» **Written exercise**
Transcribe the entries below exactly; leave every image out.

» **Data entries for graphics**
○ ○ ○

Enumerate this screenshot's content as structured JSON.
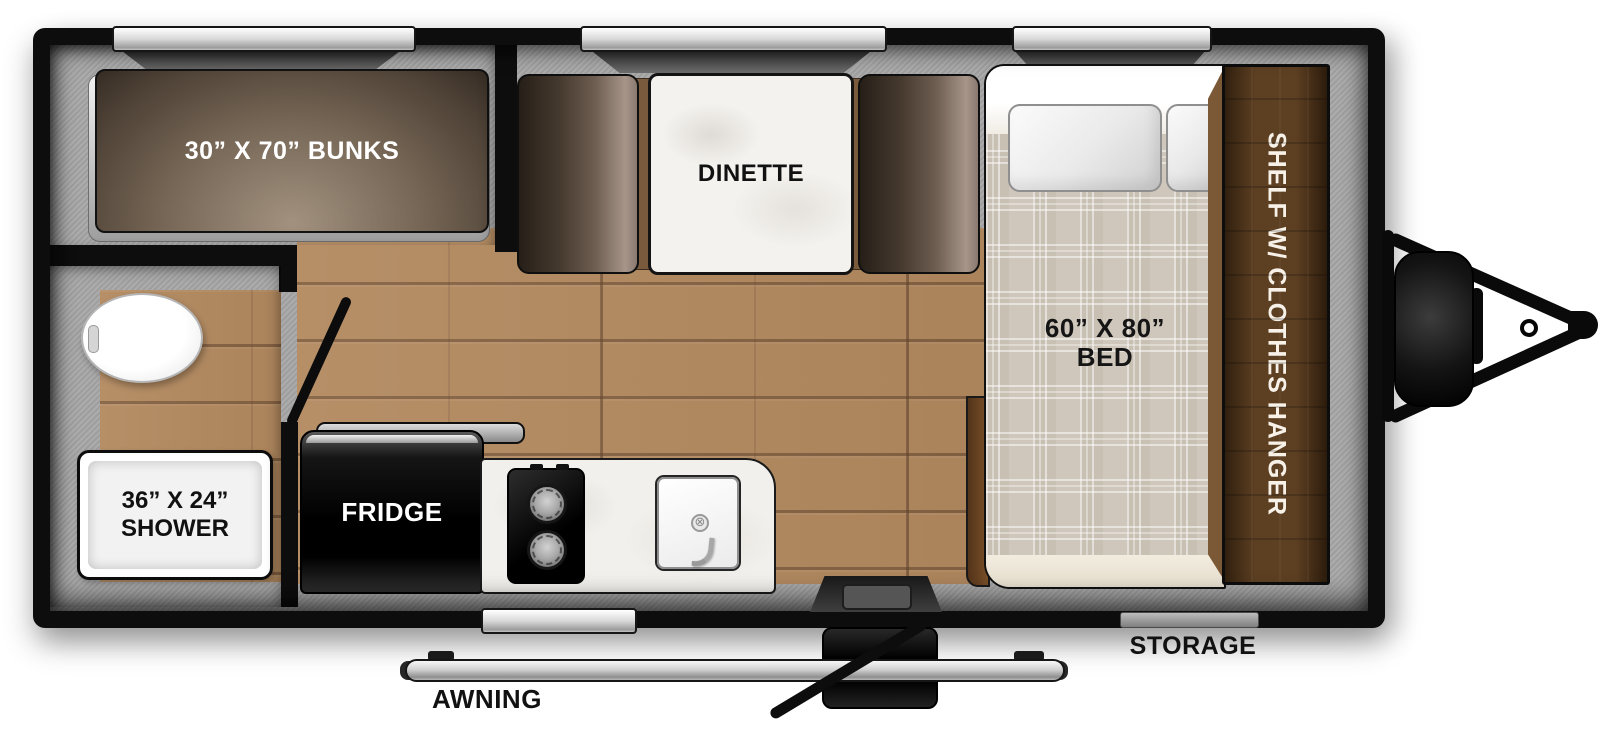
{
  "title": "Travel trailer floor plan",
  "areas": {
    "bunks": {
      "label": "30” X 70” BUNKS"
    },
    "dinette": {
      "label": "DINETTE"
    },
    "bed": {
      "size": "60” X 80”",
      "name": "BED"
    },
    "shelf": {
      "label": "SHELF W/ CLOTHES HANGER"
    },
    "shower": {
      "size": "36” X 24”",
      "name": "SHOWER"
    },
    "fridge": {
      "label": "FRIDGE"
    }
  },
  "exterior": {
    "awning_label": "AWNING",
    "storage_label": "STORAGE"
  },
  "fixtures": [
    "toilet",
    "shower",
    "fridge",
    "two-burner-stove",
    "sink",
    "entry-step",
    "propane-tank",
    "hitch",
    "awning-rail"
  ],
  "windows_count": 4,
  "colors": {
    "wall_black": "#0d0d0d",
    "floor_wood": "#b2895f",
    "interior_gray": "#a7a7a7",
    "furniture_brown": "#6f5e52",
    "shelf_brown": "#5d3f22",
    "mattress_plaid": "#cfc7bb",
    "window_silver": "#d8d8d8",
    "label_light": "#ffffff",
    "label_dark": "#111111"
  }
}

○ ○ ○

» **Result below**
Enumerate this screenshot's content as structured JSON.
{
  "title": "Travel trailer floor plan",
  "areas": {
    "bunks": {
      "label": "30” X 70” BUNKS"
    },
    "dinette": {
      "label": "DINETTE"
    },
    "bed": {
      "size": "60” X 80”",
      "name": "BED"
    },
    "shelf": {
      "label": "SHELF W/ CLOTHES HANGER"
    },
    "shower": {
      "size": "36” X 24”",
      "name": "SHOWER"
    },
    "fridge": {
      "label": "FRIDGE"
    }
  },
  "exterior": {
    "awning_label": "AWNING",
    "storage_label": "STORAGE"
  },
  "fixtures": [
    "toilet",
    "shower",
    "fridge",
    "two-burner-stove",
    "sink",
    "entry-step",
    "propane-tank",
    "hitch",
    "awning-rail"
  ],
  "windows_count": 4,
  "colors": {
    "wall_black": "#0d0d0d",
    "floor_wood": "#b2895f",
    "interior_gray": "#a7a7a7",
    "furniture_brown": "#6f5e52",
    "shelf_brown": "#5d3f22",
    "mattress_plaid": "#cfc7bb",
    "window_silver": "#d8d8d8",
    "label_light": "#ffffff",
    "label_dark": "#111111"
  }
}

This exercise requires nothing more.